┌──
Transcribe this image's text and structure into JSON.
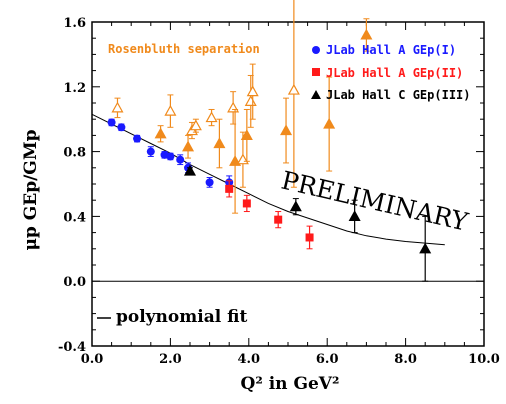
{
  "chart_data": {
    "type": "scatter",
    "title": "",
    "xlabel": "Q² in GeV²",
    "ylabel": "μp GEp/GMp",
    "xlim": [
      0.0,
      10.0
    ],
    "ylim": [
      -0.4,
      1.6
    ],
    "x_ticks": [
      "0.0",
      "2.0",
      "4.0",
      "6.0",
      "8.0",
      "10.0"
    ],
    "y_ticks": [
      "-0.4",
      "0.0",
      "0.4",
      "0.8",
      "1.2",
      "1.6"
    ],
    "annotation": "PRELIMINARY",
    "legend": [
      "Rosenbluth separation",
      "JLab Hall A GEp(I)",
      "JLab Hall A GEp(II)",
      "JLab Hall C GEp(III)",
      "polynomial fit"
    ],
    "series": [
      {
        "name": "Rosenbluth separation",
        "color": "#f08a1c",
        "marker": "triangle-open-and-filled",
        "points": [
          {
            "x": 0.65,
            "y": 1.07,
            "err": 0.06,
            "filled": false
          },
          {
            "x": 1.75,
            "y": 0.91,
            "err": 0.05,
            "filled": true
          },
          {
            "x": 2.0,
            "y": 1.05,
            "err": 0.1,
            "filled": false
          },
          {
            "x": 2.45,
            "y": 0.83,
            "err": 0.07,
            "filled": true
          },
          {
            "x": 2.55,
            "y": 0.93,
            "err": 0.05,
            "filled": false
          },
          {
            "x": 2.65,
            "y": 0.96,
            "err": 0.04,
            "filled": false
          },
          {
            "x": 3.05,
            "y": 1.01,
            "err": 0.05,
            "filled": false
          },
          {
            "x": 3.25,
            "y": 0.85,
            "err": 0.15,
            "filled": true
          },
          {
            "x": 3.6,
            "y": 1.07,
            "err": 0.1,
            "filled": false
          },
          {
            "x": 3.65,
            "y": 0.74,
            "err": 0.32,
            "filled": true
          },
          {
            "x": 3.85,
            "y": 0.75,
            "err": 0.17,
            "filled": false
          },
          {
            "x": 4.05,
            "y": 1.11,
            "err": 0.16,
            "filled": false
          },
          {
            "x": 4.1,
            "y": 1.17,
            "err": 0.17,
            "filled": false
          },
          {
            "x": 3.95,
            "y": 0.9,
            "err": 0.16,
            "filled": true
          },
          {
            "x": 4.95,
            "y": 0.93,
            "err": 0.2,
            "filled": true
          },
          {
            "x": 5.15,
            "y": 1.18,
            "err": 0.6,
            "filled": false
          },
          {
            "x": 6.05,
            "y": 0.97,
            "err": 0.29,
            "filled": true
          },
          {
            "x": 7.0,
            "y": 1.52,
            "err": 0.1,
            "filled": true
          }
        ]
      },
      {
        "name": "JLab Hall A GEp(I)",
        "color": "#1a1aff",
        "marker": "circle",
        "points": [
          {
            "x": 0.5,
            "y": 0.98,
            "err": 0.02
          },
          {
            "x": 0.75,
            "y": 0.95,
            "err": 0.02
          },
          {
            "x": 1.15,
            "y": 0.88,
            "err": 0.02
          },
          {
            "x": 1.5,
            "y": 0.8,
            "err": 0.03
          },
          {
            "x": 1.85,
            "y": 0.78,
            "err": 0.02
          },
          {
            "x": 2.0,
            "y": 0.77,
            "err": 0.02
          },
          {
            "x": 2.25,
            "y": 0.75,
            "err": 0.03
          },
          {
            "x": 2.45,
            "y": 0.7,
            "err": 0.03
          },
          {
            "x": 3.0,
            "y": 0.61,
            "err": 0.03
          },
          {
            "x": 3.5,
            "y": 0.61,
            "err": 0.04
          }
        ]
      },
      {
        "name": "JLab Hall A GEp(II)",
        "color": "#ff1a1a",
        "marker": "square",
        "points": [
          {
            "x": 3.5,
            "y": 0.57,
            "err": 0.05
          },
          {
            "x": 3.95,
            "y": 0.48,
            "err": 0.05
          },
          {
            "x": 4.75,
            "y": 0.38,
            "err": 0.05
          },
          {
            "x": 5.55,
            "y": 0.27,
            "err": 0.07
          }
        ]
      },
      {
        "name": "JLab Hall C GEp(III)",
        "color": "#000000",
        "marker": "triangle",
        "points": [
          {
            "x": 2.5,
            "y": 0.68,
            "err": 0.02
          },
          {
            "x": 5.2,
            "y": 0.46,
            "err": 0.05
          },
          {
            "x": 6.7,
            "y": 0.4,
            "err": 0.1
          },
          {
            "x": 8.5,
            "y": 0.2,
            "err": 0.2
          }
        ]
      }
    ],
    "fit": {
      "name": "polynomial fit",
      "color": "#000000",
      "x": [
        0.0,
        0.5,
        1.0,
        1.5,
        2.0,
        2.5,
        3.0,
        3.5,
        4.0,
        4.5,
        5.0,
        5.5,
        6.0,
        6.5,
        7.0,
        7.5,
        8.0,
        8.5,
        9.0
      ],
      "y": [
        1.03,
        0.97,
        0.91,
        0.85,
        0.79,
        0.72,
        0.66,
        0.6,
        0.54,
        0.48,
        0.43,
        0.39,
        0.35,
        0.31,
        0.28,
        0.26,
        0.245,
        0.235,
        0.225
      ]
    }
  }
}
└──
*Your instructions*:
Restate each entry word for word, please, but drop any images it holds.

*Result of the exercise*:
Transcribe this image's text and structure into JSON.
{
  "chart_data": {
    "type": "scatter",
    "title": "",
    "xlabel": "Q² in GeV²",
    "ylabel": "μp GEp/GMp",
    "xlim": [
      0.0,
      10.0
    ],
    "ylim": [
      -0.4,
      1.6
    ],
    "x_ticks": [
      "0.0",
      "2.0",
      "4.0",
      "6.0",
      "8.0",
      "10.0"
    ],
    "y_ticks": [
      "-0.4",
      "0.0",
      "0.4",
      "0.8",
      "1.2",
      "1.6"
    ],
    "annotation": "PRELIMINARY",
    "legend": [
      "Rosenbluth separation",
      "JLab Hall A GEp(I)",
      "JLab Hall A GEp(II)",
      "JLab Hall C GEp(III)",
      "polynomial fit"
    ],
    "series": [
      {
        "name": "Rosenbluth separation",
        "color": "#f08a1c",
        "marker": "triangle-open-and-filled",
        "points": [
          {
            "x": 0.65,
            "y": 1.07,
            "err": 0.06,
            "filled": false
          },
          {
            "x": 1.75,
            "y": 0.91,
            "err": 0.05,
            "filled": true
          },
          {
            "x": 2.0,
            "y": 1.05,
            "err": 0.1,
            "filled": false
          },
          {
            "x": 2.45,
            "y": 0.83,
            "err": 0.07,
            "filled": true
          },
          {
            "x": 2.55,
            "y": 0.93,
            "err": 0.05,
            "filled": false
          },
          {
            "x": 2.65,
            "y": 0.96,
            "err": 0.04,
            "filled": false
          },
          {
            "x": 3.05,
            "y": 1.01,
            "err": 0.05,
            "filled": false
          },
          {
            "x": 3.25,
            "y": 0.85,
            "err": 0.15,
            "filled": true
          },
          {
            "x": 3.6,
            "y": 1.07,
            "err": 0.1,
            "filled": false
          },
          {
            "x": 3.65,
            "y": 0.74,
            "err": 0.32,
            "filled": true
          },
          {
            "x": 3.85,
            "y": 0.75,
            "err": 0.17,
            "filled": false
          },
          {
            "x": 4.05,
            "y": 1.11,
            "err": 0.16,
            "filled": false
          },
          {
            "x": 4.1,
            "y": 1.17,
            "err": 0.17,
            "filled": false
          },
          {
            "x": 3.95,
            "y": 0.9,
            "err": 0.16,
            "filled": true
          },
          {
            "x": 4.95,
            "y": 0.93,
            "err": 0.2,
            "filled": true
          },
          {
            "x": 5.15,
            "y": 1.18,
            "err": 0.6,
            "filled": false
          },
          {
            "x": 6.05,
            "y": 0.97,
            "err": 0.29,
            "filled": true
          },
          {
            "x": 7.0,
            "y": 1.52,
            "err": 0.1,
            "filled": true
          }
        ]
      },
      {
        "name": "JLab Hall A GEp(I)",
        "color": "#1a1aff",
        "marker": "circle",
        "points": [
          {
            "x": 0.5,
            "y": 0.98,
            "err": 0.02
          },
          {
            "x": 0.75,
            "y": 0.95,
            "err": 0.02
          },
          {
            "x": 1.15,
            "y": 0.88,
            "err": 0.02
          },
          {
            "x": 1.5,
            "y": 0.8,
            "err": 0.03
          },
          {
            "x": 1.85,
            "y": 0.78,
            "err": 0.02
          },
          {
            "x": 2.0,
            "y": 0.77,
            "err": 0.02
          },
          {
            "x": 2.25,
            "y": 0.75,
            "err": 0.03
          },
          {
            "x": 2.45,
            "y": 0.7,
            "err": 0.03
          },
          {
            "x": 3.0,
            "y": 0.61,
            "err": 0.03
          },
          {
            "x": 3.5,
            "y": 0.61,
            "err": 0.04
          }
        ]
      },
      {
        "name": "JLab Hall A GEp(II)",
        "color": "#ff1a1a",
        "marker": "square",
        "points": [
          {
            "x": 3.5,
            "y": 0.57,
            "err": 0.05
          },
          {
            "x": 3.95,
            "y": 0.48,
            "err": 0.05
          },
          {
            "x": 4.75,
            "y": 0.38,
            "err": 0.05
          },
          {
            "x": 5.55,
            "y": 0.27,
            "err": 0.07
          }
        ]
      },
      {
        "name": "JLab Hall C GEp(III)",
        "color": "#000000",
        "marker": "triangle",
        "points": [
          {
            "x": 2.5,
            "y": 0.68,
            "err": 0.02
          },
          {
            "x": 5.2,
            "y": 0.46,
            "err": 0.05
          },
          {
            "x": 6.7,
            "y": 0.4,
            "err": 0.1
          },
          {
            "x": 8.5,
            "y": 0.2,
            "err": 0.2
          }
        ]
      }
    ],
    "fit": {
      "name": "polynomial fit",
      "color": "#000000",
      "x": [
        0.0,
        0.5,
        1.0,
        1.5,
        2.0,
        2.5,
        3.0,
        3.5,
        4.0,
        4.5,
        5.0,
        5.5,
        6.0,
        6.5,
        7.0,
        7.5,
        8.0,
        8.5,
        9.0
      ],
      "y": [
        1.03,
        0.97,
        0.91,
        0.85,
        0.79,
        0.72,
        0.66,
        0.6,
        0.54,
        0.48,
        0.43,
        0.39,
        0.35,
        0.31,
        0.28,
        0.26,
        0.245,
        0.235,
        0.225
      ]
    }
  }
}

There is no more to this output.